» **TASK TO CARRY OUT**:
Pull out every line with the word "Climatología".

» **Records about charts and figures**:

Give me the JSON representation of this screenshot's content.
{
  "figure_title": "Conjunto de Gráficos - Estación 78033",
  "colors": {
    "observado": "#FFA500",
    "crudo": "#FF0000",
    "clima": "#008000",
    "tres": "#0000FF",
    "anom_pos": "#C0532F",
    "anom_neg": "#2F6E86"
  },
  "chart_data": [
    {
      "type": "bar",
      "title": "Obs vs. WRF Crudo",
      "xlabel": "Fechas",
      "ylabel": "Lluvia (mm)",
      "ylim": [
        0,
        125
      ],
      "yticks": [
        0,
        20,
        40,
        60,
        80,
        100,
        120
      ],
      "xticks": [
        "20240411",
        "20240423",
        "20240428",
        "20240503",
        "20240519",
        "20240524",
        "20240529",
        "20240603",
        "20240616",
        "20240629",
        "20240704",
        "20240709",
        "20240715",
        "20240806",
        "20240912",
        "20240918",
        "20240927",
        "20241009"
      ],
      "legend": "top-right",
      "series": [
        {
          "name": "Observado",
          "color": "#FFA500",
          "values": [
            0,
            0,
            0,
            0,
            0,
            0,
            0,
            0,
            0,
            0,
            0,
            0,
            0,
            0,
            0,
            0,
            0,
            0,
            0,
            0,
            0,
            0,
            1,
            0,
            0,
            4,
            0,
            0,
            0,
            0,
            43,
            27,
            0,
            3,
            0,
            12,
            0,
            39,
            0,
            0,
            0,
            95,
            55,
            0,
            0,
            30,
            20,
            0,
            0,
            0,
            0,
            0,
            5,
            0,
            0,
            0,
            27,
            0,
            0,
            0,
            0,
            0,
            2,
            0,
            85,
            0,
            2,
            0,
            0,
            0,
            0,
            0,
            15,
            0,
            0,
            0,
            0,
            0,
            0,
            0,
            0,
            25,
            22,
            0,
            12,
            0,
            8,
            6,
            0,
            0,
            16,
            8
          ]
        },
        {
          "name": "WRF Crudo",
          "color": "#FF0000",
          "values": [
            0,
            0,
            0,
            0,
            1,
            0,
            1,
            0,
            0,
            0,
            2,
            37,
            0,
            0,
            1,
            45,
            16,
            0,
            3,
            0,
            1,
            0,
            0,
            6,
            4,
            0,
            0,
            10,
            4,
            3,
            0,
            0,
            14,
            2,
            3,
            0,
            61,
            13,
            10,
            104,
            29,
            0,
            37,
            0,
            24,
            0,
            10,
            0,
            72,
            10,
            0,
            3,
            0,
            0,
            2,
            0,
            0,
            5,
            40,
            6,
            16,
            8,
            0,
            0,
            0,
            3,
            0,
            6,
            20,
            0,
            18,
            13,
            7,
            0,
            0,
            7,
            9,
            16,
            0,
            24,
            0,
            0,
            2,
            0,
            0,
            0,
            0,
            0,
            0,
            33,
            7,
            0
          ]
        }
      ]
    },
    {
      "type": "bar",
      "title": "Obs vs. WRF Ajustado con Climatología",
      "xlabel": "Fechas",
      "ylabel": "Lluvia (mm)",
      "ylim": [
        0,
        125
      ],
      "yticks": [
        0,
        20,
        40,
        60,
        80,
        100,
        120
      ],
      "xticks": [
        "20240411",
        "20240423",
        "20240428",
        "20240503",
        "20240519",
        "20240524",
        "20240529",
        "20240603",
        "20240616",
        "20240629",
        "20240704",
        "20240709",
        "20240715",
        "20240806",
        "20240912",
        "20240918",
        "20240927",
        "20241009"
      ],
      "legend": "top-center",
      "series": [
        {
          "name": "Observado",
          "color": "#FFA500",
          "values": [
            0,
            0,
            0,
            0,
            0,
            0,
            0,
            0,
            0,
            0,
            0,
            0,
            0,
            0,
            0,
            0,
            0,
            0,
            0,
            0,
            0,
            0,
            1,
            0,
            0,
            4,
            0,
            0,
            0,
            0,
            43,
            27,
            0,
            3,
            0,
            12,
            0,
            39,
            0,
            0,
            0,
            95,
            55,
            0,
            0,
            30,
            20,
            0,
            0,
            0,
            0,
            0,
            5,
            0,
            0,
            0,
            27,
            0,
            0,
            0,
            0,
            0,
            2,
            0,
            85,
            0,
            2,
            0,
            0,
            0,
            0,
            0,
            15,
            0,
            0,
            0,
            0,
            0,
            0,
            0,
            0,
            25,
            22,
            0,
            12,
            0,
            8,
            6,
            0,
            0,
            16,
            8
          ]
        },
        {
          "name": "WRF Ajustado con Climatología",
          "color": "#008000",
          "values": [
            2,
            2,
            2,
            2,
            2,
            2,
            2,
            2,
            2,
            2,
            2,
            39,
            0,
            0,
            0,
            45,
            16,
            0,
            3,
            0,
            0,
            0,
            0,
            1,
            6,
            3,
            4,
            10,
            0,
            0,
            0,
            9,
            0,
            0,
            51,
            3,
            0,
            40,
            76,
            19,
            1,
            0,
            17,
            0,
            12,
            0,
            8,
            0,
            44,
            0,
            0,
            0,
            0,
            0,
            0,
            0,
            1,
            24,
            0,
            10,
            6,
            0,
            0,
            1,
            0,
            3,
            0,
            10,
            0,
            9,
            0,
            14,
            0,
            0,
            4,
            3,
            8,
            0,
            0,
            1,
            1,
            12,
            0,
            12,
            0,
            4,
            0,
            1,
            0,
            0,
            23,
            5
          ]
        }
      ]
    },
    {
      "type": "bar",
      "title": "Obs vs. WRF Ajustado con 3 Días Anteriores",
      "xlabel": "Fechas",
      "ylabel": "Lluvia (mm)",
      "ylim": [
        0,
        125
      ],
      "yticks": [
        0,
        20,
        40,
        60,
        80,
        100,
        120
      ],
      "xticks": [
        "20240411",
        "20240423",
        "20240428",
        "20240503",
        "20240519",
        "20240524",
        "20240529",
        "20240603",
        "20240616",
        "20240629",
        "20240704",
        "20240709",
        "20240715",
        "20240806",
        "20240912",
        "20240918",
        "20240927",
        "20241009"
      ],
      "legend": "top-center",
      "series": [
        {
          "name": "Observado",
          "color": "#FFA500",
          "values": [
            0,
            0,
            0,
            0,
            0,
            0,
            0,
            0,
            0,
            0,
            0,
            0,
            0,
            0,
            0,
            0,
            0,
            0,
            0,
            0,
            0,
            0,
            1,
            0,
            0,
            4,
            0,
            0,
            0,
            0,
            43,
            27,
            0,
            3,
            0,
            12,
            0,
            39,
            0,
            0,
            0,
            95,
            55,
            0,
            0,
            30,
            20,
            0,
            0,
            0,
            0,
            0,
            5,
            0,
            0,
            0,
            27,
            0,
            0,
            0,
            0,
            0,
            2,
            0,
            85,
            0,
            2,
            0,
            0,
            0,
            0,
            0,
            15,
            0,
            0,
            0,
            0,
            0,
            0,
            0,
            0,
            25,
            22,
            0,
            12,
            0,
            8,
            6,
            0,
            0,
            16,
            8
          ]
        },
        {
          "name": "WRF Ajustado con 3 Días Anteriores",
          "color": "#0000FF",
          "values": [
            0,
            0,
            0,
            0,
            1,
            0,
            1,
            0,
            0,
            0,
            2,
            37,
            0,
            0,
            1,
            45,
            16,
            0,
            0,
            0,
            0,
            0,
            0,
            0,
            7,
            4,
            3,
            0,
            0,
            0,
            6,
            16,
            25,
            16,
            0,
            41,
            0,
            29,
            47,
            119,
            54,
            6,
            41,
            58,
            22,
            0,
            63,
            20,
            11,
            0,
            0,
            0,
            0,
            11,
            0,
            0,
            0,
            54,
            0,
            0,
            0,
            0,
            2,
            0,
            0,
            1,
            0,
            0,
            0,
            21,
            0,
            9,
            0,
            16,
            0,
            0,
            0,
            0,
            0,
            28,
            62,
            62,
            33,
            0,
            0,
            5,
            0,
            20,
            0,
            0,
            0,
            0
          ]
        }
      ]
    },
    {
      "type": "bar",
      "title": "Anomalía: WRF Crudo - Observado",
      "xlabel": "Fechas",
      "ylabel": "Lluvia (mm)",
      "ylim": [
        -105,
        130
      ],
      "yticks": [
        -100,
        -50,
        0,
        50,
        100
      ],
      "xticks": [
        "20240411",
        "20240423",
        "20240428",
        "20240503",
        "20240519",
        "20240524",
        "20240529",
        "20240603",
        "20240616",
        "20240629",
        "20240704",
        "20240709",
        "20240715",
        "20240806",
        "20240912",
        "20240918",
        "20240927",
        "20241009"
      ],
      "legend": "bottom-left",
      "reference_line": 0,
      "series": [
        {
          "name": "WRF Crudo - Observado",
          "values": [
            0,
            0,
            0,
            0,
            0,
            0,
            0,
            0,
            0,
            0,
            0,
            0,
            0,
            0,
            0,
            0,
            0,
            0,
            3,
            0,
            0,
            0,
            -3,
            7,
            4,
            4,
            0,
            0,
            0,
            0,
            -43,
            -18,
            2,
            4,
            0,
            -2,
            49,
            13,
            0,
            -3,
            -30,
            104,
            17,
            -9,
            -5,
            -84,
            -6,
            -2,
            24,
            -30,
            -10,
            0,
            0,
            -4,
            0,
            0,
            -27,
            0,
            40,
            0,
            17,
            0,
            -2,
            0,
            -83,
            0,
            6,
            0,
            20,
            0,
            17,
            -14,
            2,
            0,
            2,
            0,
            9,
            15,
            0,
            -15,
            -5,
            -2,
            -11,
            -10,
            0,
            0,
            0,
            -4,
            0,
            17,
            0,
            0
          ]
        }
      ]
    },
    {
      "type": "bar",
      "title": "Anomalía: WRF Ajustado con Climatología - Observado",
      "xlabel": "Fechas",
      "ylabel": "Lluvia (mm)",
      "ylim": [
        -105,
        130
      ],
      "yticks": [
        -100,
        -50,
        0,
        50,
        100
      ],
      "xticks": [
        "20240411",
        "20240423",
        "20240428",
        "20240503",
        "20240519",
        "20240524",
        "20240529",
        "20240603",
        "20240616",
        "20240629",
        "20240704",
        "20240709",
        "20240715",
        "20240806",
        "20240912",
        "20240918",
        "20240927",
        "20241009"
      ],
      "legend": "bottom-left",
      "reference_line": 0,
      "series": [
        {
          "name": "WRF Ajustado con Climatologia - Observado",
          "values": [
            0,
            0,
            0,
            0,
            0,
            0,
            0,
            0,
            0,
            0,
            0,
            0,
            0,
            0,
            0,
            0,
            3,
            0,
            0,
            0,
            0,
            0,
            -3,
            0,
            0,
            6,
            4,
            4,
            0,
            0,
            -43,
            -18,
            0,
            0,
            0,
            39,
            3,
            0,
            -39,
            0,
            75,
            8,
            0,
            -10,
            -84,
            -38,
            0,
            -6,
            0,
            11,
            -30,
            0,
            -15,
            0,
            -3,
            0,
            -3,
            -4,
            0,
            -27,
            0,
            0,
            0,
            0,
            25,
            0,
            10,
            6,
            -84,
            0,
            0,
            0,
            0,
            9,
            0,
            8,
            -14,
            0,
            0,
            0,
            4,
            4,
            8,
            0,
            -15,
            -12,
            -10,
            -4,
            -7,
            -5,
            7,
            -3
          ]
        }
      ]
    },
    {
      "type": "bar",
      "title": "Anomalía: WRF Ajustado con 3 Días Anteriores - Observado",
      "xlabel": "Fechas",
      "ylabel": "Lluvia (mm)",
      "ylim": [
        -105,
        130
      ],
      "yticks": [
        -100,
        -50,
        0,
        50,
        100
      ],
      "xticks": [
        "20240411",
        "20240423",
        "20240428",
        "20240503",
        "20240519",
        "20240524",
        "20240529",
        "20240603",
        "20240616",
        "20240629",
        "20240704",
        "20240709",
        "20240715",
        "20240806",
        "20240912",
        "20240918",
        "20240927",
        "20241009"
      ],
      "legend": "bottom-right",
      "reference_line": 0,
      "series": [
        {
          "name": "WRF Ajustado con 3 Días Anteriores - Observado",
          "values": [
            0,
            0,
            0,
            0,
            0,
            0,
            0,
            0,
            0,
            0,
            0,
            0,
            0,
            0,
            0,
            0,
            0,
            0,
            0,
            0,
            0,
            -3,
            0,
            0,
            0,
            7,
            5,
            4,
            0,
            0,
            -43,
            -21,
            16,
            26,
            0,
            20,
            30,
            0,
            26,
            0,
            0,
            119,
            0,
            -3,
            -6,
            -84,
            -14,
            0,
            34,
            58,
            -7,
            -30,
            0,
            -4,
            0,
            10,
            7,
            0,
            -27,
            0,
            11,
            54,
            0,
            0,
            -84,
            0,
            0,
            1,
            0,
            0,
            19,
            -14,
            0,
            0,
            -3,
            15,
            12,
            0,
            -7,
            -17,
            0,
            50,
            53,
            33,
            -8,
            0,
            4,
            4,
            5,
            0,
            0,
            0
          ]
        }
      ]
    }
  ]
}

» **RESULT OF THE TASK**:
      "title": "Obs vs. WRF Ajustado con Climatología",
          "name": "WRF Ajustado con Climatología",
      "title": "Anomalía: WRF Ajustado con Climatología - Observado",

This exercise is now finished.